What you should do: Extract, from the records beneath this instruction, each line that contains the word "搞好与建设单位".

Supplied entries:
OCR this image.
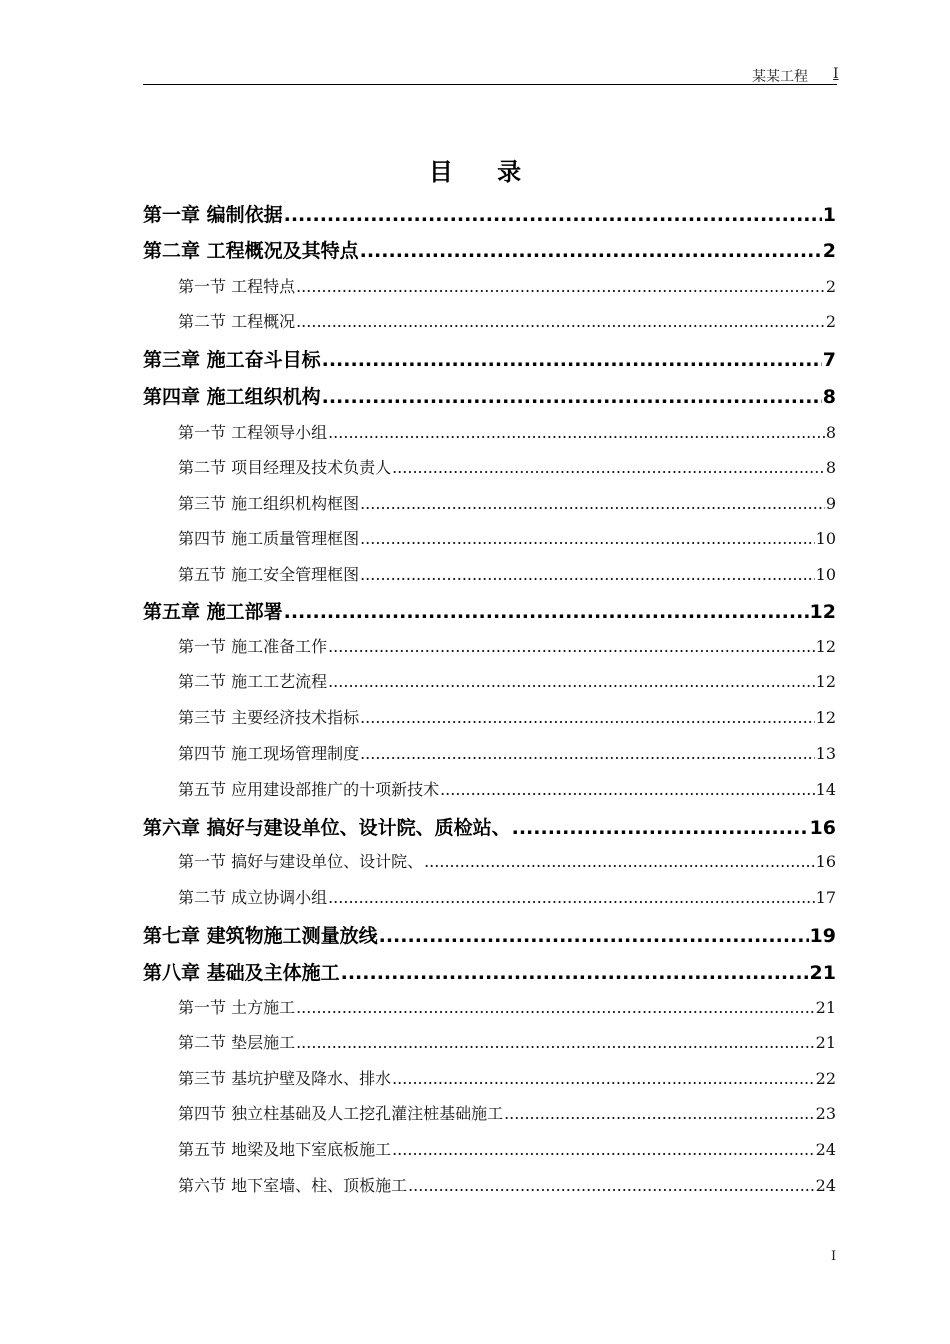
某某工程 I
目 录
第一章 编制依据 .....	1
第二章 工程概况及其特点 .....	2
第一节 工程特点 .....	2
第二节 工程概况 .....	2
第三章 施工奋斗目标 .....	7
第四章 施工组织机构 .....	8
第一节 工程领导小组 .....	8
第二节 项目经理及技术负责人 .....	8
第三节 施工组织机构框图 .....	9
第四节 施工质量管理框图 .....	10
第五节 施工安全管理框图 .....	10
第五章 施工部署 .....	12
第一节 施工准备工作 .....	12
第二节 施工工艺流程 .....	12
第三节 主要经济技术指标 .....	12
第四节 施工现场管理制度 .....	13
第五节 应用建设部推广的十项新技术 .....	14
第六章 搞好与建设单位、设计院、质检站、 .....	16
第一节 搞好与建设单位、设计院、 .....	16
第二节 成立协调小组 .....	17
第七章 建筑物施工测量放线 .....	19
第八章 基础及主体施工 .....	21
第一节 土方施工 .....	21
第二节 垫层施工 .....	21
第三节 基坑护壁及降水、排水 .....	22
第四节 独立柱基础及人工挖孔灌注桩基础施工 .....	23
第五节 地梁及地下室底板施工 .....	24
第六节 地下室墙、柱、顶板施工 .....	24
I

Exercise answer:
第六章 搞好与建设单位、设计院、质检站、 .....	16
第一节 搞好与建设单位、设计院、 .....	16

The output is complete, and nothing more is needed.